Page extract:
This is a deeply disappointing conclusion, even though it takes up little space in her book. It is no doubt utilized by her opponents to help vitiate the rest of her work. They convinced her that she had to choose between “social feminism” and equal rights, and that if she opted for social feminism (as she understood it) she had to let equal rights go.
Anne Draper faced this problem too, of course, but adopted an entirely different solution: a proposed Equal Rights Amendment that did not destroy legislation necessary to women workers. She did not have to invent this proposal from scratch; it had come up more than once in the history of the E.R.A., and we will see in the ensuing pages that it has appeared in at least four forms. But Professor Hewlett apparently knows little about the hidden history of the E.R.A. and never refers to the alternative versions of the Amendment. On the other hand, the proposals for a workingwomen’s E.R.A. will be important for the present book.
Professor Hewlett’s difficulty becomes apparent as she discusses one of the most enlightening cases that showed the meaning of the E.R.A. movement. This was the 1982 case of Lillian Garland, a Los Angeles bank employee who, after bearing a child by Caesarean section, was certified by her doctor as able to return to her job. Only – the bank informed her that her job had been filled and there was no other position open for her. She had not even known that she would have to choose between having a baby and making a living. Evicted from her apartment for lack of money, she lost custody of the child to its father, for lack of resources to care for it.

Information shown:
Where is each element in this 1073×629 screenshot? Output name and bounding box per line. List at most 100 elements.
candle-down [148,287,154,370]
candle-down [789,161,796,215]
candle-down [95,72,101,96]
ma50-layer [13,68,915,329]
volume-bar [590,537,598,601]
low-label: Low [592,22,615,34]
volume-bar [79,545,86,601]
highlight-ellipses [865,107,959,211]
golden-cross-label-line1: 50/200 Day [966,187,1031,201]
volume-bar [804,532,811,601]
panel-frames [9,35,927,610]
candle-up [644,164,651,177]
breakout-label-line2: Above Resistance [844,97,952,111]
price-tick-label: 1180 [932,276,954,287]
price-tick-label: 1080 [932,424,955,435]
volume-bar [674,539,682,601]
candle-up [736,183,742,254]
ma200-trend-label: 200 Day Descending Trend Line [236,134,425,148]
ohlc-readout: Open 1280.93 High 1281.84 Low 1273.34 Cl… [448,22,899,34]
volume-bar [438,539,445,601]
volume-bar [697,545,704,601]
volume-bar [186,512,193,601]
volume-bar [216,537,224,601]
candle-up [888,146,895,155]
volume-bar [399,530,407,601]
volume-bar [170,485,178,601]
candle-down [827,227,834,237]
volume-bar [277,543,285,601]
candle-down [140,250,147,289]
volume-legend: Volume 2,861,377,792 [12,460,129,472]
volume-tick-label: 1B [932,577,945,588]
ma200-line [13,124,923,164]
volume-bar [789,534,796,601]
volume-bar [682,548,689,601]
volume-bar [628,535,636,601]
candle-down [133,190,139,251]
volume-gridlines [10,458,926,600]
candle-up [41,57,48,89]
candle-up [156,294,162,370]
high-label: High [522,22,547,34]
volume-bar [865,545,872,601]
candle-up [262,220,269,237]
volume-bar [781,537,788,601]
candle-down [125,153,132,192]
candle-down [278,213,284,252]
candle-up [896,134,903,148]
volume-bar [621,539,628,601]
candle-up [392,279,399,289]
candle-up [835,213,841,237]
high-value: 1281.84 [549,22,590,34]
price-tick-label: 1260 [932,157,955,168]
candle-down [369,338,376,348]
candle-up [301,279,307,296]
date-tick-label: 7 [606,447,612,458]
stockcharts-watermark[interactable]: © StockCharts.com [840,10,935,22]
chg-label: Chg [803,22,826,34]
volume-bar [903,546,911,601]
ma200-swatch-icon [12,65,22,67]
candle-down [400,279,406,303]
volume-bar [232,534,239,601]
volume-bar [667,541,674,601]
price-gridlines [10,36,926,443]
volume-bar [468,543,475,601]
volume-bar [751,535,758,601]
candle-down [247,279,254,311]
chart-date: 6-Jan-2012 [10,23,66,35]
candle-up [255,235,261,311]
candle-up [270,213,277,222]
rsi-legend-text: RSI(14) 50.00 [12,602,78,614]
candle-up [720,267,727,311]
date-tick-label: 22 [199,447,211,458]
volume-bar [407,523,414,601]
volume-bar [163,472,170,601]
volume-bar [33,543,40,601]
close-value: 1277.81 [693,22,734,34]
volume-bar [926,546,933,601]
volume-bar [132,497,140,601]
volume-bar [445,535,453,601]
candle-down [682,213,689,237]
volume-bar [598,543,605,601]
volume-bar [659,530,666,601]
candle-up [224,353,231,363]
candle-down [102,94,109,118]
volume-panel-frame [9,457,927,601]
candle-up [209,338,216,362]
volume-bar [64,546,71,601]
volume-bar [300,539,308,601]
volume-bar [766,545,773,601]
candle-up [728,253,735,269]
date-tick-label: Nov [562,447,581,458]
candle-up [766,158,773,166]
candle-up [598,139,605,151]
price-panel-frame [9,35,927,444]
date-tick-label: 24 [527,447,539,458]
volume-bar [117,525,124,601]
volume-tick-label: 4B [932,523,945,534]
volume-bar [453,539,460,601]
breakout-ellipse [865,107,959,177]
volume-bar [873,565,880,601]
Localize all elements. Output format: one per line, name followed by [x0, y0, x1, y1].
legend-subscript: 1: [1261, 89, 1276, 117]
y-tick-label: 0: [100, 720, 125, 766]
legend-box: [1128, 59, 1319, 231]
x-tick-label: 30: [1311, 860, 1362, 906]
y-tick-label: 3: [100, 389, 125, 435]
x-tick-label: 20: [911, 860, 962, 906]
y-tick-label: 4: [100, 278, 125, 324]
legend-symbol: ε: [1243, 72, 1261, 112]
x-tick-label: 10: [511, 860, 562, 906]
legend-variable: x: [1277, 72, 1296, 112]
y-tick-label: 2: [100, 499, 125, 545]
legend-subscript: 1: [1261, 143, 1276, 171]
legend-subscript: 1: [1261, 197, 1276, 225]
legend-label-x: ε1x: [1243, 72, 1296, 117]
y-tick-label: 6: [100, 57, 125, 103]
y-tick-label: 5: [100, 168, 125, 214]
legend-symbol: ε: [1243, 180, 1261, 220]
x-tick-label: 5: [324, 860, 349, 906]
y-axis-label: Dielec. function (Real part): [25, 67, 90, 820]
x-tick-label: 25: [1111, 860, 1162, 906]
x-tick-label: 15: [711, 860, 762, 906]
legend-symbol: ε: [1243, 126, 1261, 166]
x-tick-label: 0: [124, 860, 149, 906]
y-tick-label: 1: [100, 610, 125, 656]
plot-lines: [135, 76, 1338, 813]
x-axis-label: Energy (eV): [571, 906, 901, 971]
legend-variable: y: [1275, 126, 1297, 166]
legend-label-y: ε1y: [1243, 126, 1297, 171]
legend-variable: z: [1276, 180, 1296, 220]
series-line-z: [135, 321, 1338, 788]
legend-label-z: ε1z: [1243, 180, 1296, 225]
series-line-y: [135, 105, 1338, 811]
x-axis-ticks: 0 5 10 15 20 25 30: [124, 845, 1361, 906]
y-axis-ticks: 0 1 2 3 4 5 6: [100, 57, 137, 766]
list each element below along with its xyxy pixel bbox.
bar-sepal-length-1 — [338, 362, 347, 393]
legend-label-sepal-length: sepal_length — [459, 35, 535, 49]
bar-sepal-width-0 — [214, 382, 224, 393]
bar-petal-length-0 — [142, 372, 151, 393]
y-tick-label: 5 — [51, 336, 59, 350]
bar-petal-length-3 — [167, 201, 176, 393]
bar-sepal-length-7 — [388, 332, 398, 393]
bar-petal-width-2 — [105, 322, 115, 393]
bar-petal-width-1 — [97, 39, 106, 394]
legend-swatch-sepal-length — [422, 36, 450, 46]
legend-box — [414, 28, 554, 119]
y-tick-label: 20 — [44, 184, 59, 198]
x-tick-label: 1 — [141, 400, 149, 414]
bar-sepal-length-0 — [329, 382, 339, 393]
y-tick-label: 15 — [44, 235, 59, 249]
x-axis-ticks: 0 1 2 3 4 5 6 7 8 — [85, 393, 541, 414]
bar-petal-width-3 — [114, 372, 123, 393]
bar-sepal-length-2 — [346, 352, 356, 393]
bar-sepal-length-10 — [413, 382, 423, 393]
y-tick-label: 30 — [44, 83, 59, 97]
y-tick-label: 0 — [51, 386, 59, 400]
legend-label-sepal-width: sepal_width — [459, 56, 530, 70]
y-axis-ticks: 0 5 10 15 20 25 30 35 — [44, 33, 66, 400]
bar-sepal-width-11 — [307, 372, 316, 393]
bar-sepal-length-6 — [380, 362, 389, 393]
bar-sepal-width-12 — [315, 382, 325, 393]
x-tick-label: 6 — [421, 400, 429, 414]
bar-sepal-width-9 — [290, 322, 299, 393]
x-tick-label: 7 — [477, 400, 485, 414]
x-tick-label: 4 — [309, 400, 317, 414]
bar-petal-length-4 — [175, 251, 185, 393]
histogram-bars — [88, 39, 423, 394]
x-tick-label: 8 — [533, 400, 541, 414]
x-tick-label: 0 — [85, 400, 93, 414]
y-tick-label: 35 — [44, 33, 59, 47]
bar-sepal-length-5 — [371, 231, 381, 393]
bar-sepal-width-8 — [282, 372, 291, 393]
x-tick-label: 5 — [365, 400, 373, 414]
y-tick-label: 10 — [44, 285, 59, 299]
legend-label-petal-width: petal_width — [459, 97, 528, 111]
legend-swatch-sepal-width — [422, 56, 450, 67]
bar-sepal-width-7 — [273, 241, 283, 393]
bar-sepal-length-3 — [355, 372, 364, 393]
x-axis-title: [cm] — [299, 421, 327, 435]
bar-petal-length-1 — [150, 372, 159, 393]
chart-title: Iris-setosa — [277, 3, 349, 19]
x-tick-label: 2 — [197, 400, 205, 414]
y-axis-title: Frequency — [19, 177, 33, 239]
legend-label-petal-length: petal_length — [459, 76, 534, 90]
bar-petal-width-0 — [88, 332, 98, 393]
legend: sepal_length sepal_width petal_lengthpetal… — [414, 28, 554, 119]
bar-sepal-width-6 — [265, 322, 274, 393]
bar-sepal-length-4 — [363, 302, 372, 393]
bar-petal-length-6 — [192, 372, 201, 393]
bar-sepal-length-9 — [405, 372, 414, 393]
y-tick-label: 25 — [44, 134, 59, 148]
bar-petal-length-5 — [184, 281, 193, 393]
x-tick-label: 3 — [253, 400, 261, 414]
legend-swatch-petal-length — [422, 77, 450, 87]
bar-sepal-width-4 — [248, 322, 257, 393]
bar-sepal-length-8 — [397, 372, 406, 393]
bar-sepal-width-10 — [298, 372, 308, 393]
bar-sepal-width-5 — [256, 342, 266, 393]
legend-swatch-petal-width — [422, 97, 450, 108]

What the exercise asks:
Print, word for word, the part of the passage on the Equal Rights Amendment that opens with the words containing "Anne Draper faced" and closes with "the present book.".

The solution:
Anne Draper faced this problem too, of course, but adopted an entirely different solution: a proposed Equal Rights Amendment that did not destroy legislation necessary to women workers. She did not have to invent this proposal from scratch; it had come up more than once in the history of the E.R.A., and we will see in the ensuing pages that it has appeared in at least four forms. But Professor Hewlett apparently knows little about the hidden history of the E.R.A. and never refers to the alternative versions of the Amendment. On the other hand, the proposals for a workingwomen’s E.R.A. will be important for the present book.